::: RECORDS TO PROCESS :::
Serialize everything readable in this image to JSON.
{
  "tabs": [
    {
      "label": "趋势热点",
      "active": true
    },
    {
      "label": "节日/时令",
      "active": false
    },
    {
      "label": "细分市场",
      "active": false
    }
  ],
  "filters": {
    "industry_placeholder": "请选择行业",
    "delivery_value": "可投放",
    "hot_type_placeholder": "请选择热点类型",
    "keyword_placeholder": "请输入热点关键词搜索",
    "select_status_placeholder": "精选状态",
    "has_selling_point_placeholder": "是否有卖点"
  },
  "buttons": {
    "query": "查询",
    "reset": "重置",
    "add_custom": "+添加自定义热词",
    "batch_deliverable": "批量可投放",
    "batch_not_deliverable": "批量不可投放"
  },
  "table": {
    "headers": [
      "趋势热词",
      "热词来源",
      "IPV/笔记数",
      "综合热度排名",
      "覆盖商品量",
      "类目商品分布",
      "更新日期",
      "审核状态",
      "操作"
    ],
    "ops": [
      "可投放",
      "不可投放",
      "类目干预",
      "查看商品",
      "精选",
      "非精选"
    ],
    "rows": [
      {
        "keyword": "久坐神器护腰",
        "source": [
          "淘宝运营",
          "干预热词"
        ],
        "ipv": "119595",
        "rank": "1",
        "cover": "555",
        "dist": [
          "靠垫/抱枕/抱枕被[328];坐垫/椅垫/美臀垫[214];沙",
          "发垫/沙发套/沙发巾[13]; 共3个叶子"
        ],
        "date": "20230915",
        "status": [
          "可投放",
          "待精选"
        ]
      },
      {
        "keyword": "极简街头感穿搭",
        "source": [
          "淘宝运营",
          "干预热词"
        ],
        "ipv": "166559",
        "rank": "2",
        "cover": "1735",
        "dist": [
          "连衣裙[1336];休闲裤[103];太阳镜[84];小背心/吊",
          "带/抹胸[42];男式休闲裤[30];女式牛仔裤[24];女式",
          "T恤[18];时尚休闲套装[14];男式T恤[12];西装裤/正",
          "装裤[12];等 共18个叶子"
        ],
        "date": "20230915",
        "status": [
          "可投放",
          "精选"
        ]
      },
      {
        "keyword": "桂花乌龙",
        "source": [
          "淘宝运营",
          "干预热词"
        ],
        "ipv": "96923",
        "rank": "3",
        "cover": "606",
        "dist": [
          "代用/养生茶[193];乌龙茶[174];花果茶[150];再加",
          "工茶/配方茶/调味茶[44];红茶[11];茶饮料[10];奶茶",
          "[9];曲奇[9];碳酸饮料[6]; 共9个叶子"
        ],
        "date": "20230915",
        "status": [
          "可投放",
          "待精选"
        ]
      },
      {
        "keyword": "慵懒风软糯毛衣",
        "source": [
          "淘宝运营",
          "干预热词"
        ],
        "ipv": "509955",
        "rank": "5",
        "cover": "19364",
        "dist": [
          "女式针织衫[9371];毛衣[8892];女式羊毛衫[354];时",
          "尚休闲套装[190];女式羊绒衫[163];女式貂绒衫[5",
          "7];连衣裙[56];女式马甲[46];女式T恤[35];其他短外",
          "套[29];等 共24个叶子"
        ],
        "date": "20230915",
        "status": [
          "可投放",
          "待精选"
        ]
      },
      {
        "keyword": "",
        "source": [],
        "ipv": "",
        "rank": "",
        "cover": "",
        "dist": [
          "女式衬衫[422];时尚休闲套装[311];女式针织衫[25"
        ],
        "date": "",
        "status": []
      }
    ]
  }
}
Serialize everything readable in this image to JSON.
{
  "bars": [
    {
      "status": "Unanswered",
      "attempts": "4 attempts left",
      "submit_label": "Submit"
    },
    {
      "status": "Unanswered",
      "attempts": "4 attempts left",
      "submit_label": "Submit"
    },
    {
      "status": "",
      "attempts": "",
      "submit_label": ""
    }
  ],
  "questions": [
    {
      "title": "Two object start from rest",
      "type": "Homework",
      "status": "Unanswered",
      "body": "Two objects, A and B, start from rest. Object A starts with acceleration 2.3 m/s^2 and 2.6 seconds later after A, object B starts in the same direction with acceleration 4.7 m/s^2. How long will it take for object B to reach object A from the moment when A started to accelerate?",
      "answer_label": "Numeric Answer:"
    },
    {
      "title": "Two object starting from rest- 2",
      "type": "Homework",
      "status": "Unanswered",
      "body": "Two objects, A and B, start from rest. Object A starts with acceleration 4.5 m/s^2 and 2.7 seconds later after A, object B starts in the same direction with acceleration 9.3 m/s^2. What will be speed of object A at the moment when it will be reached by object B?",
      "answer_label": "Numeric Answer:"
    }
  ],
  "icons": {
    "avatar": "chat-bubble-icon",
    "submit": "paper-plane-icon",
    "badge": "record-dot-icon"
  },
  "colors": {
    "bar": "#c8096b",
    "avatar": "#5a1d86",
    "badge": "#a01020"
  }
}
:::
Repeat the data precisely, reproducing every entry.

Serialize everything readable in this image to JSON.
{
  "tabs": [
    {
      "label": "趋势热点",
      "active": true
    },
    {
      "label": "节日/时令",
      "active": false
    },
    {
      "label": "细分市场",
      "active": false
    }
  ],
  "filters": {
    "industry_placeholder": "请选择行业",
    "delivery_value": "可投放",
    "hot_type_placeholder": "请选择热点类型",
    "keyword_placeholder": "请输入热点关键词搜索",
    "select_status_placeholder": "精选状态",
    "has_selling_point_placeholder": "是否有卖点"
  },
  "buttons": {
    "query": "查询",
    "reset": "重置",
    "add_custom": "+添加自定义热词",
    "batch_deliverable": "批量可投放",
    "batch_not_deliverable": "批量不可投放"
  },
  "table": {
    "headers": [
      "趋势热词",
      "热词来源",
      "IPV/笔记数",
      "综合热度排名",
      "覆盖商品量",
      "类目商品分布",
      "更新日期",
      "审核状态",
      "操作"
    ],
    "ops": [
      "可投放",
      "不可投放",
      "类目干预",
      "查看商品",
      "精选",
      "非精选"
    ],
    "rows": [
      {
        "keyword": "久坐神器护腰",
        "source": [
          "淘宝运营",
          "干预热词"
        ],
        "ipv": "119595",
        "rank": "1",
        "cover": "555",
        "dist": [
          "靠垫/抱枕/抱枕被[328];坐垫/椅垫/美臀垫[214];沙",
          "发垫/沙发套/沙发巾[13]; 共3个叶子"
        ],
        "date": "20230915",
        "status": [
          "可投放",
          "待精选"
        ]
      },
      {
        "keyword": "极简街头感穿搭",
        "source": [
          "淘宝运营",
          "干预热词"
        ],
        "ipv": "166559",
        "rank": "2",
        "cover": "1735",
        "dist": [
          "连衣裙[1336];休闲裤[103];太阳镜[84];小背心/吊",
          "带/抹胸[42];男式休闲裤[30];女式牛仔裤[24];女式",
          "T恤[18];时尚休闲套装[14];男式T恤[12];西装裤/正",
          "装裤[12];等 共18个叶子"
        ],
        "date": "20230915",
        "status": [
          "可投放",
          "精选"
        ]
      },
      {
        "keyword": "桂花乌龙",
        "source": [
          "淘宝运营",
          "干预热词"
        ],
        "ipv": "96923",
        "rank": "3",
        "cover": "606",
        "dist": [
          "代用/养生茶[193];乌龙茶[174];花果茶[150];再加",
          "工茶/配方茶/调味茶[44];红茶[11];茶饮料[10];奶茶",
          "[9];曲奇[9];碳酸饮料[6]; 共9个叶子"
        ],
        "date": "20230915",
        "status": [
          "可投放",
          "待精选"
        ]
      },
      {
        "keyword": "慵懒风软糯毛衣",
        "source": [
          "淘宝运营",
          "干预热词"
        ],
        "ipv": "509955",
        "rank": "5",
        "cover": "19364",
        "dist": [
          "女式针织衫[9371];毛衣[8892];女式羊毛衫[354];时",
          "尚休闲套装[190];女式羊绒衫[163];女式貂绒衫[5",
          "7];连衣裙[56];女式马甲[46];女式T恤[35];其他短外",
          "套[29];等 共24个叶子"
        ],
        "date": "20230915",
        "status": [
          "可投放",
          "待精选"
        ]
      },
      {
        "keyword": "",
        "source": [],
        "ipv": "",
        "rank": "",
        "cover": "",
        "dist": [
          "女式衬衫[422];时尚休闲套装[311];女式针织衫[25"
        ],
        "date": "",
        "status": []
      }
    ]
  }
}
Serialize everything readable in this image to JSON.
{
  "bars": [
    {
      "status": "Unanswered",
      "attempts": "4 attempts left",
      "submit_label": "Submit"
    },
    {
      "status": "Unanswered",
      "attempts": "4 attempts left",
      "submit_label": "Submit"
    },
    {
      "status": "",
      "attempts": "",
      "submit_label": ""
    }
  ],
  "questions": [
    {
      "title": "Two object start from rest",
      "type": "Homework",
      "status": "Unanswered",
      "body": "Two objects, A and B, start from rest. Object A starts with acceleration 2.3 m/s^2 and 2.6 seconds later after A, object B starts in the same direction with acceleration 4.7 m/s^2. How long will it take for object B to reach object A from the moment when A started to accelerate?",
      "answer_label": "Numeric Answer:"
    },
    {
      "title": "Two object starting from rest- 2",
      "type": "Homework",
      "status": "Unanswered",
      "body": "Two objects, A and B, start from rest. Object A starts with acceleration 4.5 m/s^2 and 2.7 seconds later after A, object B starts in the same direction with acceleration 9.3 m/s^2. What will be speed of object A at the moment when it will be reached by object B?",
      "answer_label": "Numeric Answer:"
    }
  ],
  "icons": {
    "avatar": "chat-bubble-icon",
    "submit": "paper-plane-icon",
    "badge": "record-dot-icon"
  },
  "colors": {
    "bar": "#c8096b",
    "avatar": "#5a1d86",
    "badge": "#a01020"
  }
}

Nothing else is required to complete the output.